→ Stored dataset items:
◇ ◇ ◇ ◇ ◇ ◇ ◇

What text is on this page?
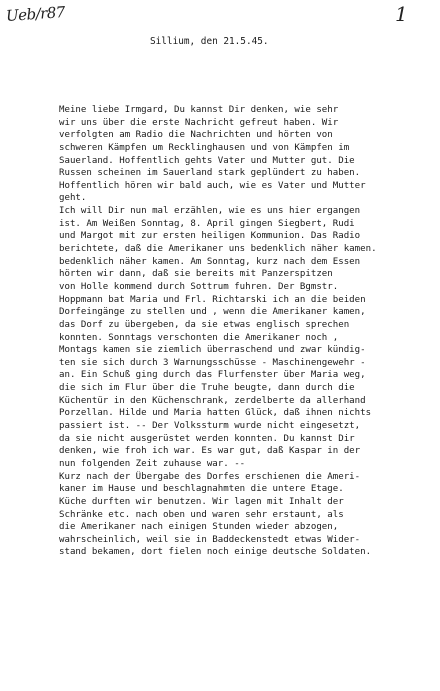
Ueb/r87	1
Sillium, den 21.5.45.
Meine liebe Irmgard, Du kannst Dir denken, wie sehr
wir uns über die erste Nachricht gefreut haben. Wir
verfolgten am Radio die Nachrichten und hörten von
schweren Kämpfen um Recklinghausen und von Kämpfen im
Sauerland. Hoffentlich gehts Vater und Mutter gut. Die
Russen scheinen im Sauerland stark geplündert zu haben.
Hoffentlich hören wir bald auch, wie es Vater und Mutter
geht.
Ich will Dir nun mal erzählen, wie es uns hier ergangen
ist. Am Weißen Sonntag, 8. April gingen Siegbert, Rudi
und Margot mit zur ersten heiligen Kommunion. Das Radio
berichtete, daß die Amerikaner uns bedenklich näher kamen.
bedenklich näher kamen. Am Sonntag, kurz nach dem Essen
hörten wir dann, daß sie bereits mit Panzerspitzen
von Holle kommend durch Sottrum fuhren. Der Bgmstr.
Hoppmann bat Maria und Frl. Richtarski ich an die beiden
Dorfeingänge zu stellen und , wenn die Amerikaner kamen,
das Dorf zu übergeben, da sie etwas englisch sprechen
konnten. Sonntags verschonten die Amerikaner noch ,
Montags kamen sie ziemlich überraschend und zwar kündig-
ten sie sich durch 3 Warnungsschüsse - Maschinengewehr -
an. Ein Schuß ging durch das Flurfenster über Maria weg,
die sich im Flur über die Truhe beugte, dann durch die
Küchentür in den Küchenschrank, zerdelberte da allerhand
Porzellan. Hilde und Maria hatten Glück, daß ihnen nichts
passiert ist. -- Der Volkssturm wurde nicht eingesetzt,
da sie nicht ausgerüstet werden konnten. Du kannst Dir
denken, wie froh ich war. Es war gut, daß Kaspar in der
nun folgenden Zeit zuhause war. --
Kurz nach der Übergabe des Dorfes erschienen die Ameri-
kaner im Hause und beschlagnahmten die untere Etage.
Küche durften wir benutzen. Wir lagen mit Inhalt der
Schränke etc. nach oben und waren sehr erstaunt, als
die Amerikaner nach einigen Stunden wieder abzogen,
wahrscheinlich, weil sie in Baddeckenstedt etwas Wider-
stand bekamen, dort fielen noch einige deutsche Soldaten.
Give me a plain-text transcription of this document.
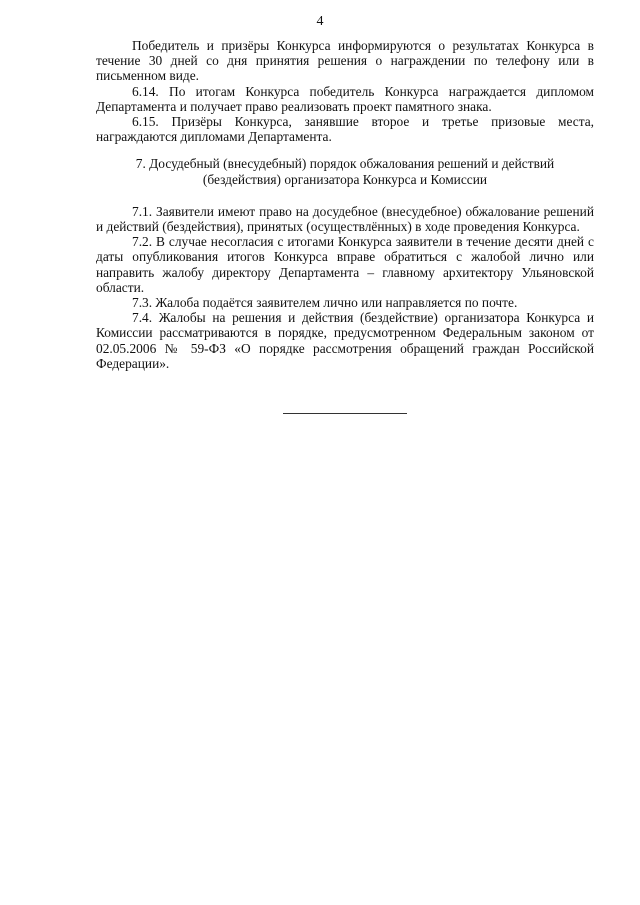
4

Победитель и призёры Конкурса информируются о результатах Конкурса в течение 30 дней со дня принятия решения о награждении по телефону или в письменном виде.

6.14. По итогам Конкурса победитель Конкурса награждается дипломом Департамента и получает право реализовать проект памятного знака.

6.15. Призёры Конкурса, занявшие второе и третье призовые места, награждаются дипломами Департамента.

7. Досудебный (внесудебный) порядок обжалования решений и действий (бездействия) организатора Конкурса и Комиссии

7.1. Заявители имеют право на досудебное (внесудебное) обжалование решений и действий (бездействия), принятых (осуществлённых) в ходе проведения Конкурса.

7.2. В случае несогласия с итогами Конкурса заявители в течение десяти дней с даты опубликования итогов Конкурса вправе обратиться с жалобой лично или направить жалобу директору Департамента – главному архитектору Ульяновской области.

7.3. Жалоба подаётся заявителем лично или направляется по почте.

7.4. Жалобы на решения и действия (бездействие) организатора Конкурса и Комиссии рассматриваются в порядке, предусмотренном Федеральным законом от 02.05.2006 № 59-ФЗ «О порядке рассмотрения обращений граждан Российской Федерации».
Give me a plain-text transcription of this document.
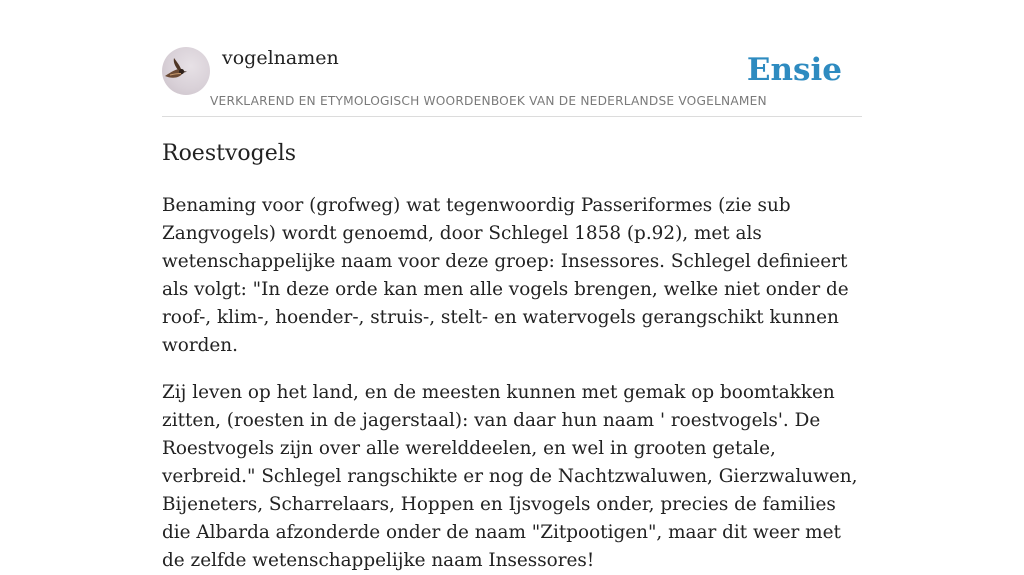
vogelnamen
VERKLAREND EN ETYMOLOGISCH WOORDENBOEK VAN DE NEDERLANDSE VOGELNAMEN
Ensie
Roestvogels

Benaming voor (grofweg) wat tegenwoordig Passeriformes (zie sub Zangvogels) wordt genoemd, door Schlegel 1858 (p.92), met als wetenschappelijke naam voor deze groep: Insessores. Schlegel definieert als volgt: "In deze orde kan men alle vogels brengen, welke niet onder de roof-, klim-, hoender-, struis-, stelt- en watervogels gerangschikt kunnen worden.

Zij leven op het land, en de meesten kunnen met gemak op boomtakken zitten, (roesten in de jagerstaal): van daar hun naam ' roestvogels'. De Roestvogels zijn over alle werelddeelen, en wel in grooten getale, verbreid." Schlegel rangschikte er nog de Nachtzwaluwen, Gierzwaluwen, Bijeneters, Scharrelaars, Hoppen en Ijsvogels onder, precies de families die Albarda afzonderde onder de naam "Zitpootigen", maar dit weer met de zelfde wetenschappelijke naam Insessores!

◇ ◇ ◇ ◇ ◇ ◇ ◇

Across the material above, count every line holding "dann" and write down only the number.

→ Solution for this task:
2